:: SET EXERCISE ::
Copy every entry exactly as given, minus the images.

"""

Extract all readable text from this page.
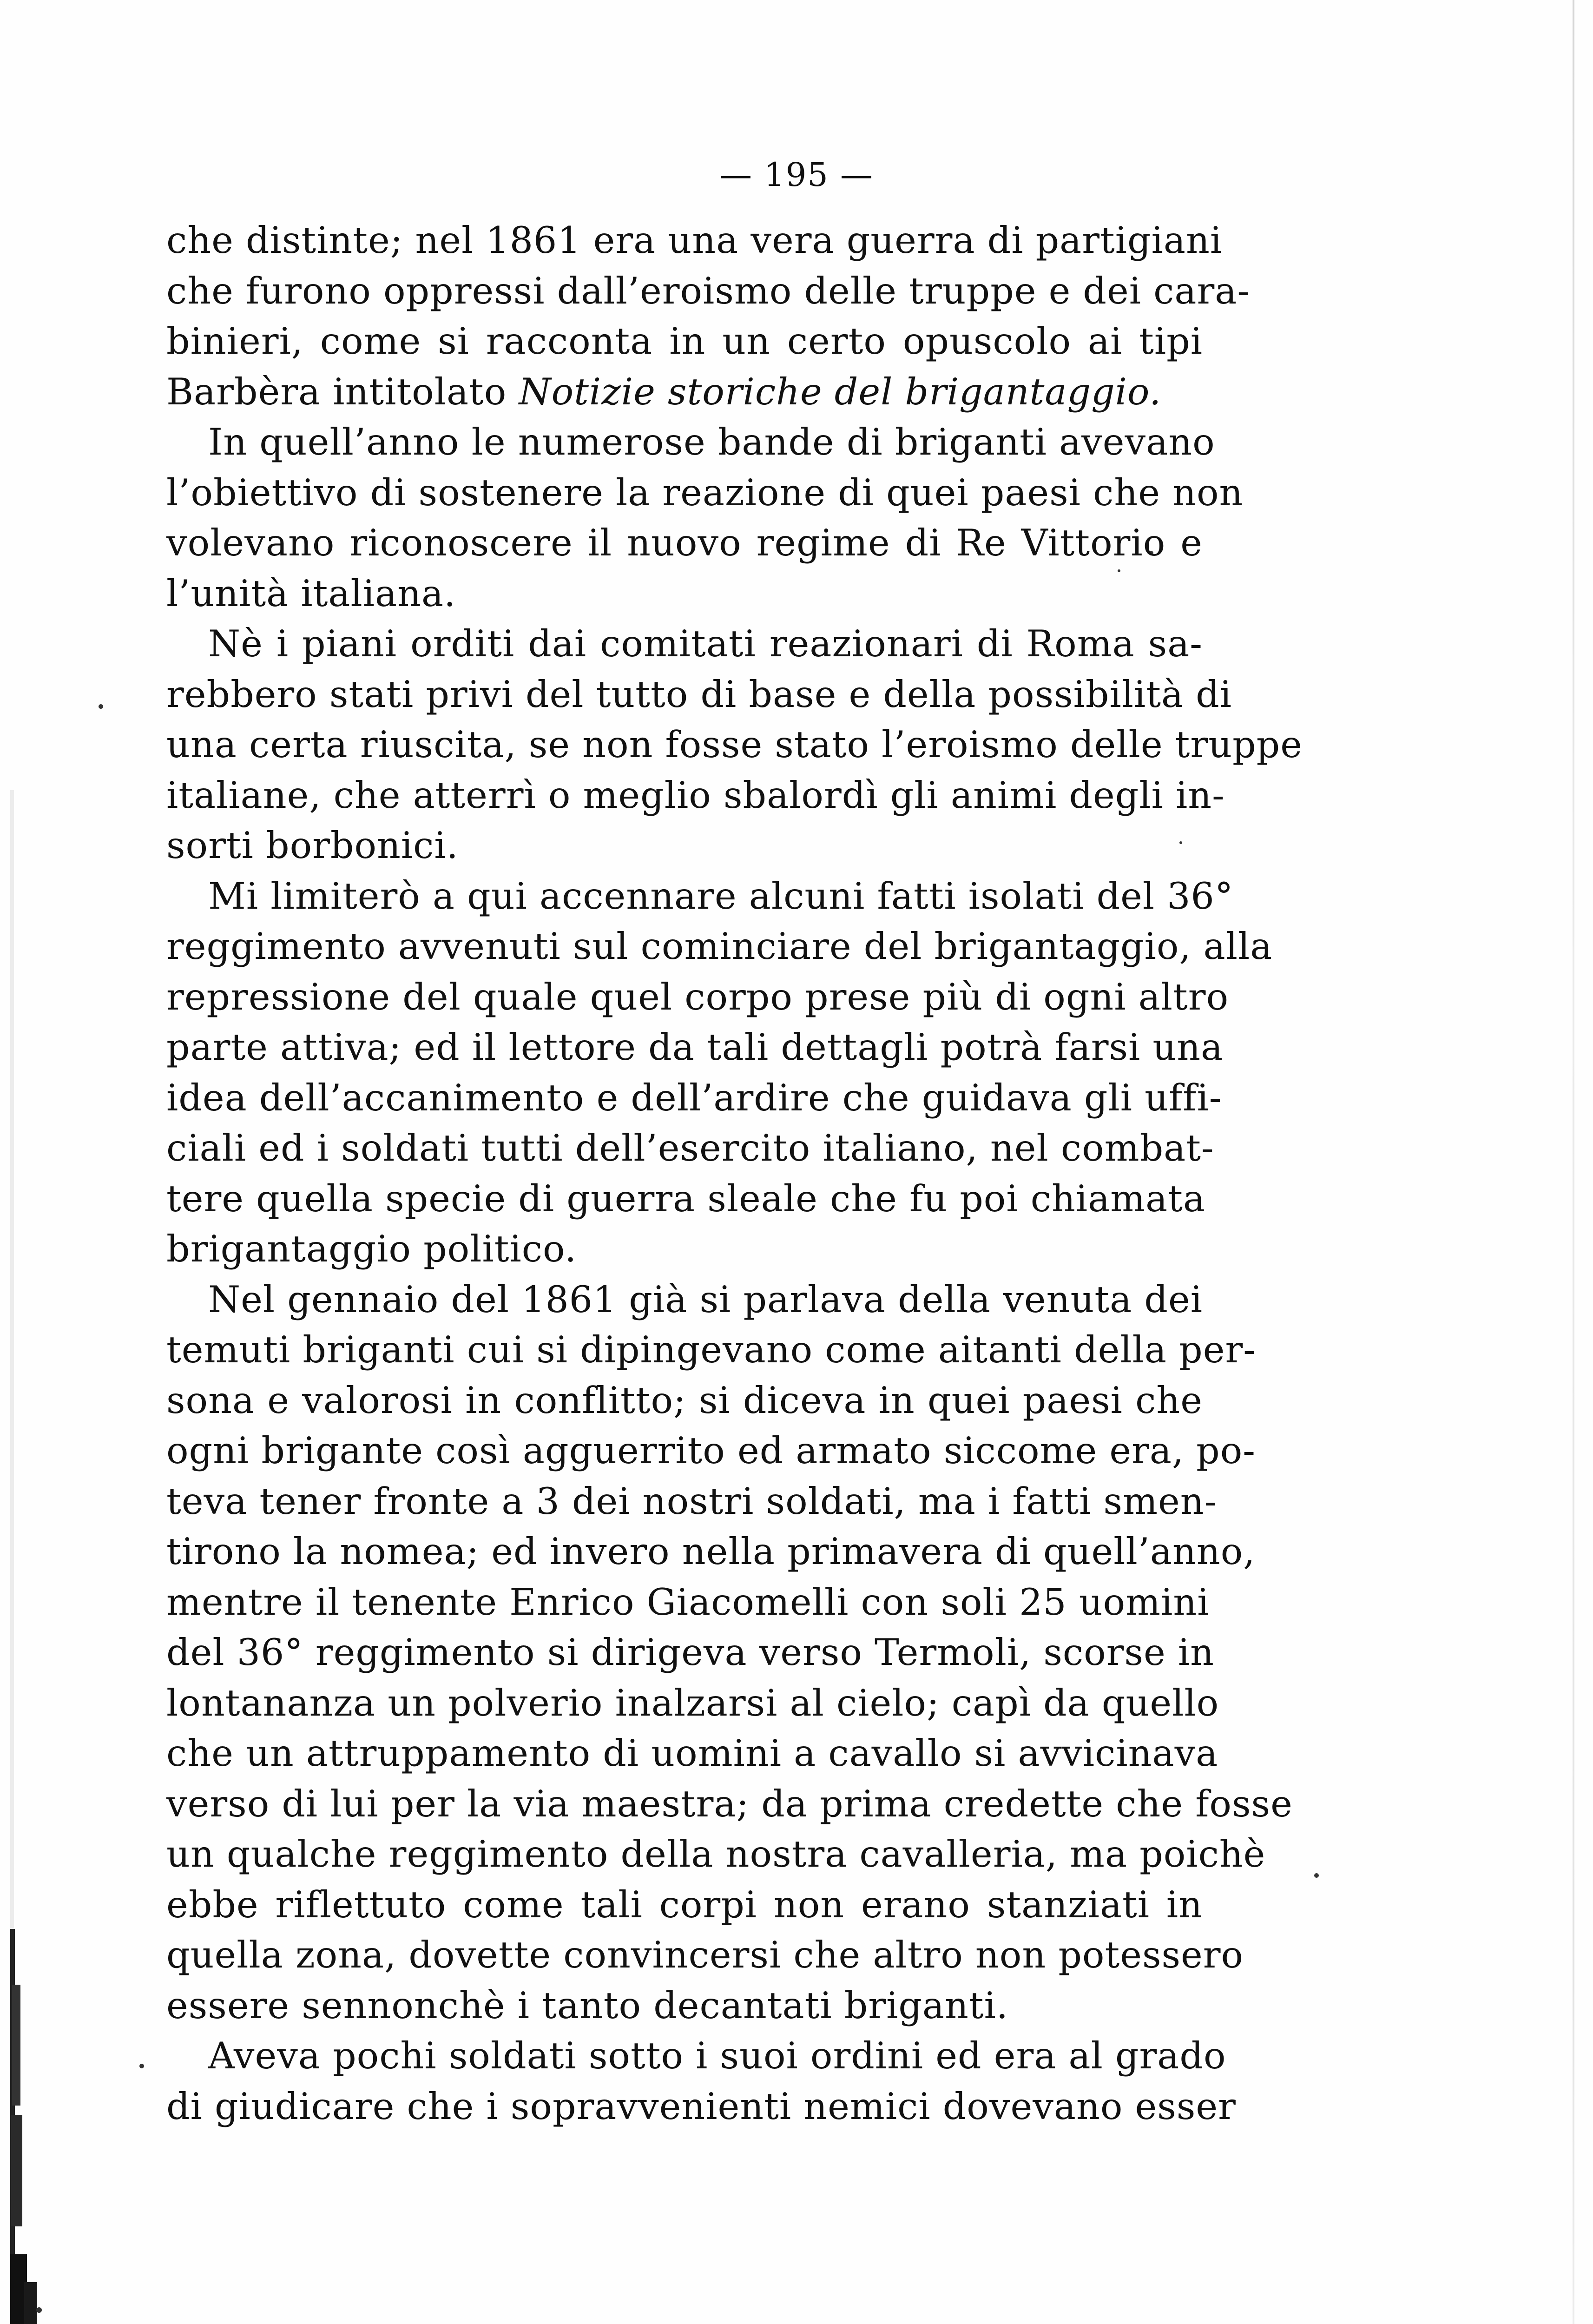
— 195 —
che distinte; nel 1861 era una vera guerra di partigiani
che furono oppressi dall’eroismo delle truppe e dei cara-
binieri, come si racconta in un certo opuscolo ai tipi
Barbèra intitolato Notizie storiche del brigantaggio.
In quell’anno le numerose bande di briganti avevano
l’obiettivo di sostenere la reazione di quei paesi che non
volevano riconoscere il nuovo regime di Re Vittorio e
l’unità italiana.
Nè i piani orditi dai comitati reazionari di Roma sa-
rebbero stati privi del tutto di base e della possibilità di
una certa riuscita, se non fosse stato l’eroismo delle truppe
italiane, che atterrì o meglio sbalordì gli animi degli in-
sorti borbonici.
Mi limiterò a qui accennare alcuni fatti isolati del 36°
reggimento avvenuti sul cominciare del brigantaggio, alla
repressione del quale quel corpo prese più di ogni altro
parte attiva; ed il lettore da tali dettagli potrà farsi una
idea dell’accanimento e dell’ardire che guidava gli uffi-
ciali ed i soldati tutti dell’esercito italiano, nel combat-
tere quella specie di guerra sleale che fu poi chiamata
brigantaggio politico.
Nel gennaio del 1861 già si parlava della venuta dei
temuti briganti cui si dipingevano come aitanti della per-
sona e valorosi in conflitto; si diceva in quei paesi che
ogni brigante così agguerrito ed armato siccome era, po-
teva tener fronte a 3 dei nostri soldati, ma i fatti smen-
tirono la nomea; ed invero nella primavera di quell’anno,
mentre il tenente Enrico Giacomelli con soli 25 uomini
del 36° reggimento si dirigeva verso Termoli, scorse in
lontananza un polverio inalzarsi al cielo; capì da quello
che un attruppamento di uomini a cavallo si avvicinava
verso di lui per la via maestra; da prima credette che fosse
un qualche reggimento della nostra cavalleria, ma poichè
ebbe riflettuto come tali corpi non erano stanziati in
quella zona, dovette convincersi che altro non potessero
essere sennonchè i tanto decantati briganti.
Aveva pochi soldati sotto i suoi ordini ed era al grado
di giudicare che i sopravvenienti nemici dovevano esser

"""

:: REPLY ::
Extract all readable text from this page.
— 195 —
che distinte; nel 1861 era una vera guerra di partigiani
che furono oppressi dall’eroismo delle truppe e dei cara-
binieri, come si racconta in un certo opuscolo ai tipi
Barbèra intitolato Notizie storiche del brigantaggio.
In quell’anno le numerose bande di briganti avevano
l’obiettivo di sostenere la reazione di quei paesi che non
volevano riconoscere il nuovo regime di Re Vittorio e
l’unità italiana.
Nè i piani orditi dai comitati reazionari di Roma sa-
rebbero stati privi del tutto di base e della possibilità di
una certa riuscita, se non fosse stato l’eroismo delle truppe
italiane, che atterrì o meglio sbalordì gli animi degli in-
sorti borbonici.
Mi limiterò a qui accennare alcuni fatti isolati del 36°
reggimento avvenuti sul cominciare del brigantaggio, alla
repressione del quale quel corpo prese più di ogni altro
parte attiva; ed il lettore da tali dettagli potrà farsi una
idea dell’accanimento e dell’ardire che guidava gli uffi-
ciali ed i soldati tutti dell’esercito italiano, nel combat-
tere quella specie di guerra sleale che fu poi chiamata
brigantaggio politico.
Nel gennaio del 1861 già si parlava della venuta dei
temuti briganti cui si dipingevano come aitanti della per-
sona e valorosi in conflitto; si diceva in quei paesi che
ogni brigante così agguerrito ed armato siccome era, po-
teva tener fronte a 3 dei nostri soldati, ma i fatti smen-
tirono la nomea; ed invero nella primavera di quell’anno,
mentre il tenente Enrico Giacomelli con soli 25 uomini
del 36° reggimento si dirigeva verso Termoli, scorse in
lontananza un polverio inalzarsi al cielo; capì da quello
che un attruppamento di uomini a cavallo si avvicinava
verso di lui per la via maestra; da prima credette che fosse
un qualche reggimento della nostra cavalleria, ma poichè
ebbe riflettuto come tali corpi non erano stanziati in
quella zona, dovette convincersi che altro non potessero
essere sennonchè i tanto decantati briganti.
Aveva pochi soldati sotto i suoi ordini ed era al grado
di giudicare che i sopravvenienti nemici dovevano esser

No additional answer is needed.